[start GIVEN INFORMATION]

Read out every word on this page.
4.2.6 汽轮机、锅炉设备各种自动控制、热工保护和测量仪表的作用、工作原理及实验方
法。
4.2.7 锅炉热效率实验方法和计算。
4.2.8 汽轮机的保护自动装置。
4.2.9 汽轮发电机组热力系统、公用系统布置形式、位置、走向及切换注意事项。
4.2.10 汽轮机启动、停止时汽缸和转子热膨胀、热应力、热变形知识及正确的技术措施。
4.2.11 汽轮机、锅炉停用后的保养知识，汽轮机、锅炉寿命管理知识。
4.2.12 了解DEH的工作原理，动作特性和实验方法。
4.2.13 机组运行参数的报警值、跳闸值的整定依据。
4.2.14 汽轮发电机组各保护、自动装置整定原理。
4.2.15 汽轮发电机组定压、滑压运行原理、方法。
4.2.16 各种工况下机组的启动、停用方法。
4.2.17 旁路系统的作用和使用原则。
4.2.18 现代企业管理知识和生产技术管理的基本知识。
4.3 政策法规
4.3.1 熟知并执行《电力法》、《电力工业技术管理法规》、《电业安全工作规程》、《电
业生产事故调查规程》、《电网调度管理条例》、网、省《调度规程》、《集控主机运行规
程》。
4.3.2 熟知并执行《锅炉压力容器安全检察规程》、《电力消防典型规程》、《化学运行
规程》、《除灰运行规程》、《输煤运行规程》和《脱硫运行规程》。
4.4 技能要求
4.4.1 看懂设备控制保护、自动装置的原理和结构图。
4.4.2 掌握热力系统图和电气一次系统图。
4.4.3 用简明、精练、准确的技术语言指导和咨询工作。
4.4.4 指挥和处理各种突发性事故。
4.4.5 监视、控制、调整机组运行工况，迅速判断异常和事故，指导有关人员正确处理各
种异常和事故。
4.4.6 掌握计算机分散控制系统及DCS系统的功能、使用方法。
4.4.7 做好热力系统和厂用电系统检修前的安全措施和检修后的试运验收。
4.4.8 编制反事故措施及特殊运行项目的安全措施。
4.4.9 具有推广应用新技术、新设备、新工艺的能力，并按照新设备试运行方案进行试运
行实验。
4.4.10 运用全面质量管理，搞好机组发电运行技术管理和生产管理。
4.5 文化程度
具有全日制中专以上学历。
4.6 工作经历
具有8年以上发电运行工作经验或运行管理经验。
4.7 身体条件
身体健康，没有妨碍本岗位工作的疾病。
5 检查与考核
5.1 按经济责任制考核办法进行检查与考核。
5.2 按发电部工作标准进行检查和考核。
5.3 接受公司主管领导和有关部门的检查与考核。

[end GIVEN INFORMATION]

● **WHAT THE TASK REQUIRES**:
Reproduce each line of the entries in which the word "熟知并执行" is found.

● **REPLY TO THE TASK**:
4.3.1 熟知并执行《电力法》、《电力工业技术管理法规》、《电业安全工作规程》、《电
4.3.2 熟知并执行《锅炉压力容器安全检察规程》、《电力消防典型规程》、《化学运行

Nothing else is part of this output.